● REQUEST
What lines of the data hold the string "than"? Pull each one out.

Entries with figure data:
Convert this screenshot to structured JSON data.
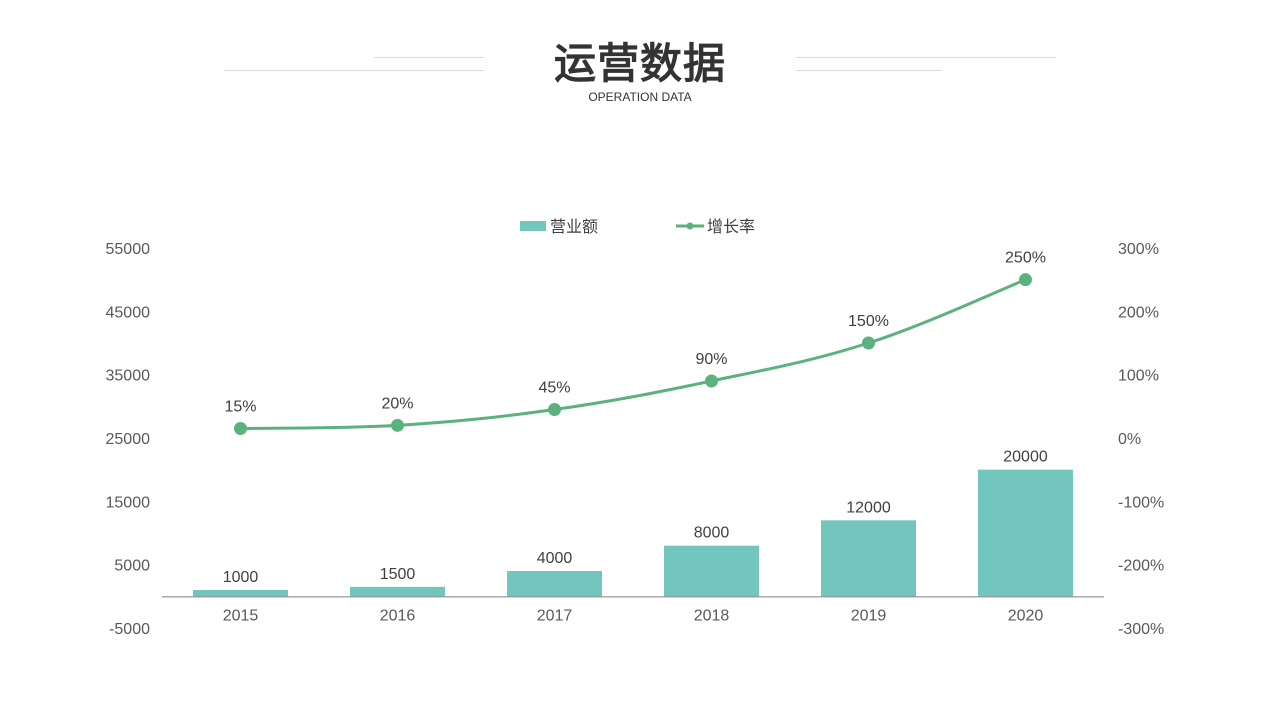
{
  "header": {
    "title": "运营数据",
    "subtitle": "OPERATION DATA"
  },
  "colors": {
    "bar": "#72C6BE",
    "line": "#5BB27C",
    "axis": "#808080",
    "text": "#595959"
  },
  "chart_data": {
    "type": "bar",
    "categories": [
      "2015",
      "2016",
      "2017",
      "2018",
      "2019",
      "2020"
    ],
    "series": [
      {
        "name": "营业额",
        "type": "bar",
        "axis": "left",
        "values": [
          1000,
          1500,
          4000,
          8000,
          12000,
          20000
        ],
        "labels": [
          "1000",
          "1500",
          "4000",
          "8000",
          "12000",
          "20000"
        ]
      },
      {
        "name": "增长率",
        "type": "line",
        "axis": "right",
        "values": [
          15,
          20,
          45,
          90,
          150,
          250
        ],
        "labels": [
          "15%",
          "20%",
          "45%",
          "90%",
          "150%",
          "250%"
        ]
      }
    ],
    "left_axis": {
      "ylim": [
        -5000,
        55000
      ],
      "ticks": [
        -5000,
        5000,
        15000,
        25000,
        35000,
        45000,
        55000
      ],
      "tick_labels": [
        "-5000",
        "5000",
        "15000",
        "25000",
        "35000",
        "45000",
        "55000"
      ]
    },
    "right_axis": {
      "ylim": [
        -300,
        300
      ],
      "ticks": [
        -300,
        -200,
        -100,
        0,
        100,
        200,
        300
      ],
      "tick_labels": [
        "-300%",
        "-200%",
        "-100%",
        "0%",
        "100%",
        "200%",
        "300%"
      ]
    },
    "legend": "top-center",
    "grid": false,
    "title": "",
    "xlabel": "",
    "ylabel": ""
  }
}
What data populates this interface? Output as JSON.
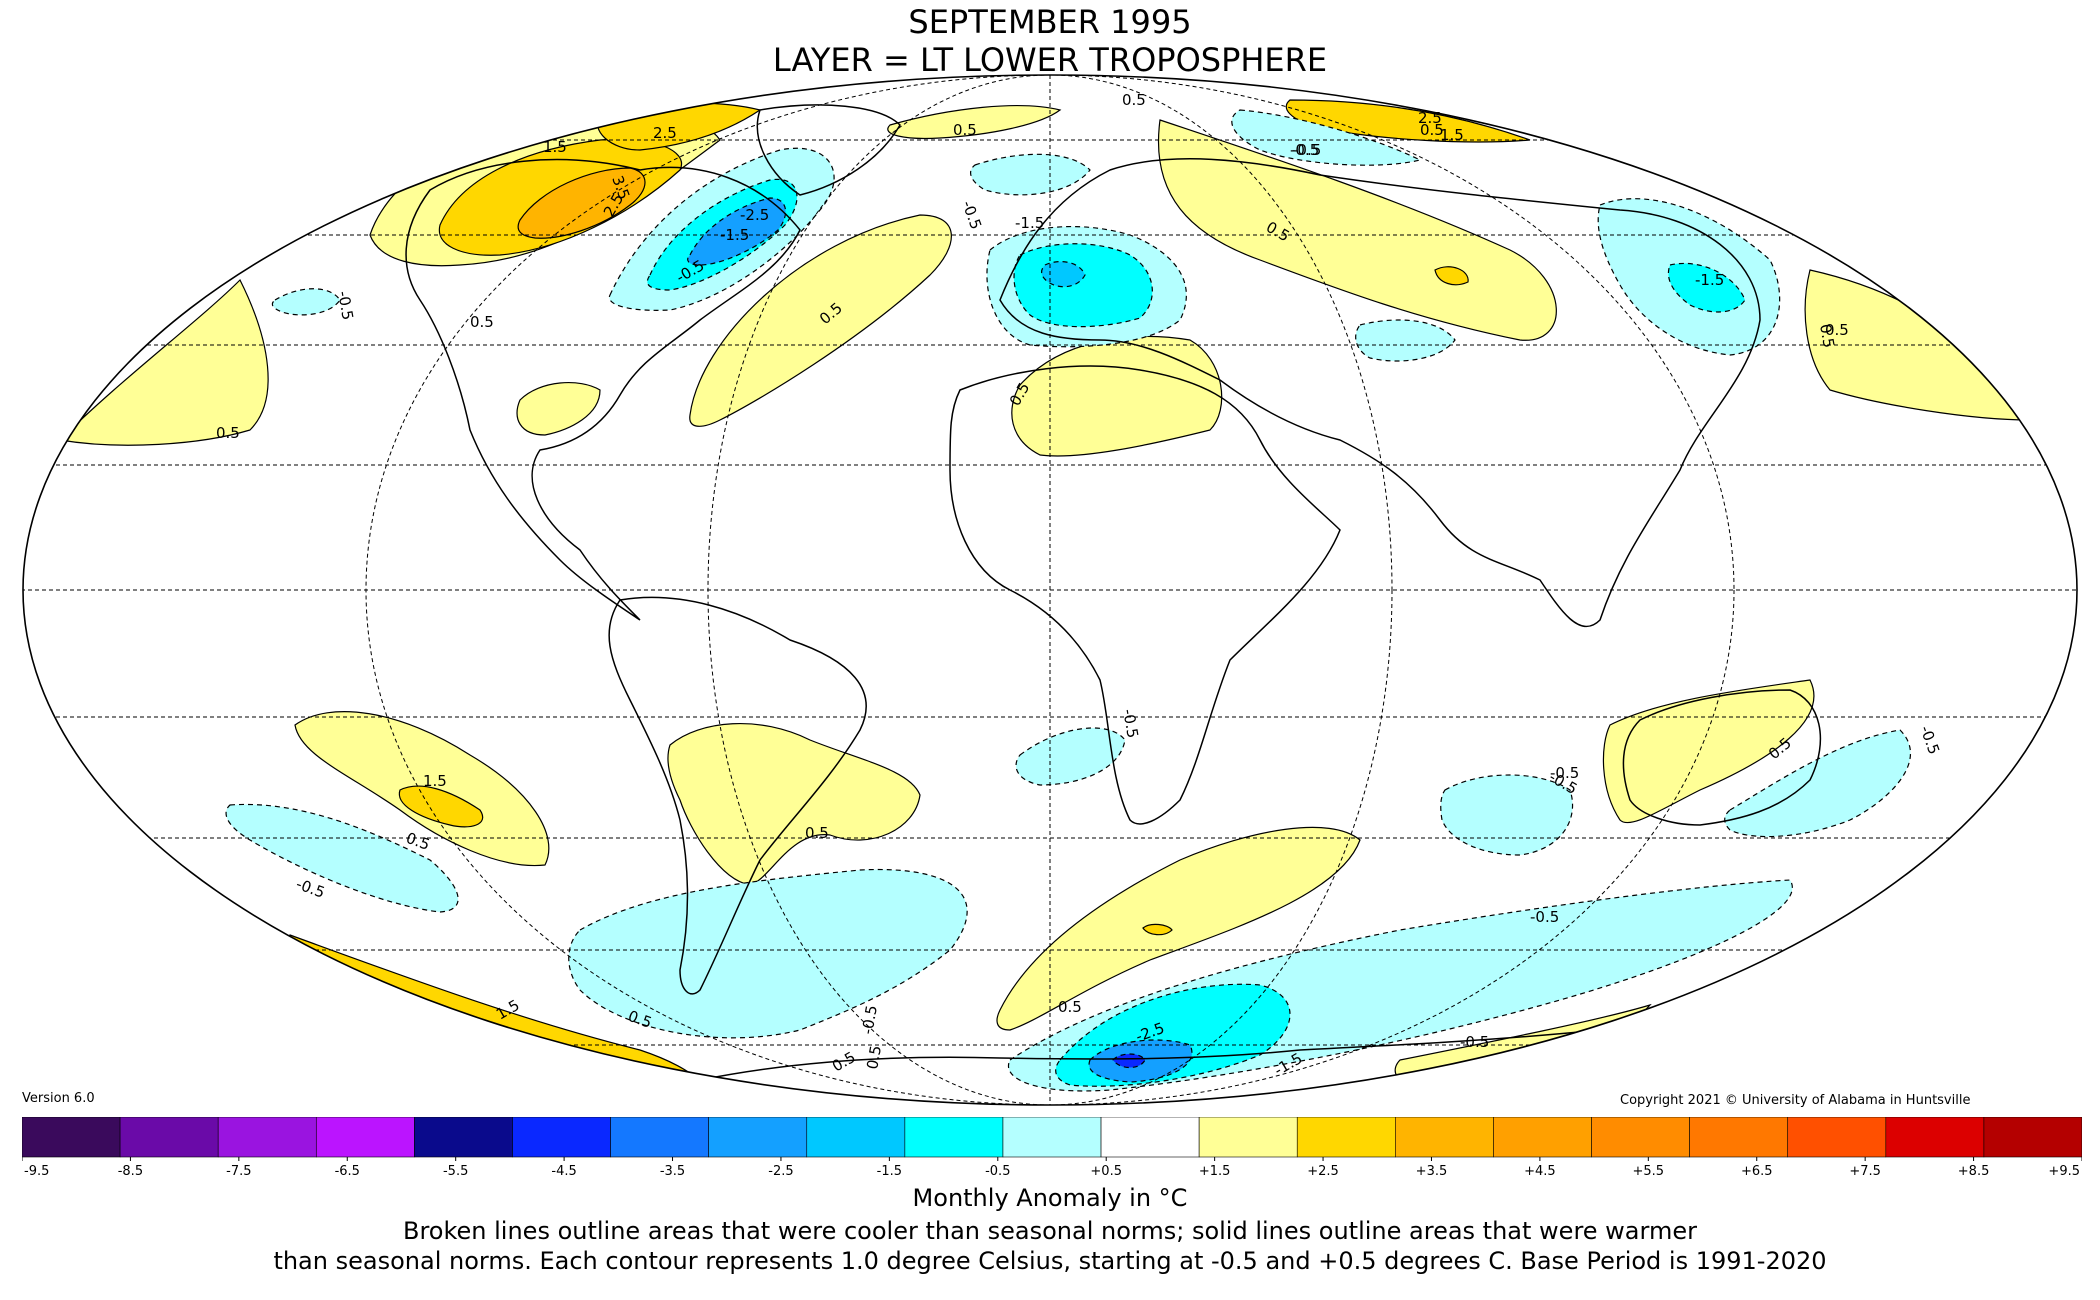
{
  "title": {
    "line1": "SEPTEMBER 1995",
    "line2": "LAYER = LT LOWER TROPOSPHERE"
  },
  "version": "Version 6.0",
  "copyright": "Copyright 2021 © University of Alabama in Huntsville",
  "colorbar": {
    "title": "Monthly Anomaly in °C",
    "ticks": [
      "-9.5",
      "-8.5",
      "-7.5",
      "-6.5",
      "-5.5",
      "-4.5",
      "-3.5",
      "-2.5",
      "-1.5",
      "-0.5",
      "+0.5",
      "+1.5",
      "+2.5",
      "+3.5",
      "+4.5",
      "+5.5",
      "+6.5",
      "+7.5",
      "+8.5",
      "+9.5"
    ],
    "colors": [
      "#3a0a5c",
      "#6a0aa8",
      "#9a14e0",
      "#bb14ff",
      "#0a0a8c",
      "#0a28ff",
      "#1478ff",
      "#14a0ff",
      "#00c8ff",
      "#00ffff",
      "#b4ffff",
      "#ffffff",
      "#ffff96",
      "#ffd700",
      "#ffb400",
      "#ffa000",
      "#ff8c00",
      "#ff7800",
      "#ff5000",
      "#dc0000",
      "#b40000"
    ]
  },
  "notes": {
    "line1": "Broken lines outline areas that were cooler than seasonal norms; solid lines outline areas that were warmer",
    "line2": "than seasonal norms. Each contour represents 1.0 degree Celsius, starting at -0.5 and +0.5 degrees C. Base Period is 1991-2020"
  },
  "contour_labels": [
    {
      "text": "2.5"
    },
    {
      "text": "3.5"
    },
    {
      "text": "2.5"
    },
    {
      "text": "1.5"
    },
    {
      "text": "0.5"
    },
    {
      "text": "-0.5"
    },
    {
      "text": "-1.5"
    },
    {
      "text": "-2.5"
    },
    {
      "text": "0.5"
    },
    {
      "text": "0.5"
    },
    {
      "text": "-0.5"
    },
    {
      "text": "0.5"
    },
    {
      "text": "0.5"
    },
    {
      "text": "-1.5"
    },
    {
      "text": "-0.5"
    },
    {
      "text": "0.5"
    },
    {
      "text": "0.5"
    },
    {
      "text": "2.5"
    },
    {
      "text": "1.5"
    },
    {
      "text": "-0.5"
    },
    {
      "text": "-1.5"
    },
    {
      "text": "0.5"
    },
    {
      "text": "0.5"
    },
    {
      "text": "-0.5"
    },
    {
      "text": "1.5"
    },
    {
      "text": "0.5"
    },
    {
      "text": "-0.5"
    },
    {
      "text": "0.5"
    },
    {
      "text": "-0.5"
    },
    {
      "text": "-0.5"
    },
    {
      "text": "0.5"
    },
    {
      "text": "-0.5"
    },
    {
      "text": "-0.5"
    },
    {
      "text": "0.5"
    },
    {
      "text": "-0.5"
    },
    {
      "text": "0.5"
    },
    {
      "text": "1.5"
    },
    {
      "text": "0.5"
    },
    {
      "text": "0.5"
    },
    {
      "text": "-0.5"
    },
    {
      "text": "-2.5"
    },
    {
      "text": "-1.5"
    },
    {
      "text": "-0.5"
    },
    {
      "text": "0.5"
    }
  ]
}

● RESPONSE TO THE EXERCISE
    "line1": "Broken lines outline areas that were cooler than seasonal norms; solid lines outline areas that were warmer",
    "line2": "than seasonal norms. Each contour represents 1.0 degree Celsius, starting at -0.5 and +0.5 degrees C. Base Period is 1991-2020"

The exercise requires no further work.